══ Teks Bacaan

Mengenal Teknologi HDV (High Devinition Video)

HDV adalah teknologi yang ditujukan untuk mengganti teknologi DV serta berniat mengalahkan format DVCPRO HD & HDCam yang muncul terlebih dahulu. Dasar pemikirannya adalah “Jika HD sudah menjadi standar, kenapa format HD tidak dibuat dengan harga murah yang mampu dikonsumsi semua kalangan?” Jika kita telaah, seperti DV, HDV merupakan format dan pendatang baru yang mampu menggebrak dunia penyiaran maupun perfileman.

Gambar Logo HDV – Format baru dalam video yang dapat memasukkan gambar ukuran besar (HD) ke dalam pita DV (DVCam Tape/miniDV).

════
══ Data yang Disediakan

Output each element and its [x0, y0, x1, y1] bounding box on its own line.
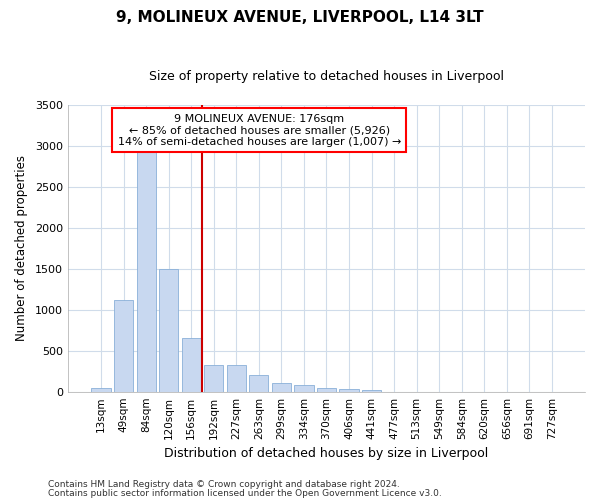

════

▶ **Petunjuk Latihan**
1. Menurut teks tentang teknologi HDV, apa pemikiran dasar di balik pengembangan HDV? Jelaskan dalam satu sampai tiga kalimat.
2. Teruskan teks tentang teknologi HDV mulai dari kalimat terakhirnya.
Listing tersebut diambil dari sumber yang berbeda.

▶ **Jawaban Tiap Tugas**
1. HDV dikembangkan dengan pemikiran bahwa, karena HD sudah menjadi standar, format HD semestinya bisa dibuat dengan harga murah agar dapat dikonsumsi semua kalangan. Karena itu, HDV ditujukan untuk menggantikan teknologi DV sekaligus mengalahkan format DVCPRO HD dan HDCam yang muncul lebih dulu.

2.
Karena dengan niat mengganti teknologi DV, format HDVpun direkam di atas media DV (kaset DVCam & miniDV). Horee! Di dalam kaset DV, HDV dapat direkam ke dalam 2 sistem : PAL dan NTSC. Pada format HDV pula, perbedaan ukuran gambar di kedua sistem tidak lagi tampak. Yang tersisa adalah jumlah bingkai di setiap detiknya. PAL tetap bertahan pada 25fps (25p/50i), sementara NTSC pada 30fps (30p/60i).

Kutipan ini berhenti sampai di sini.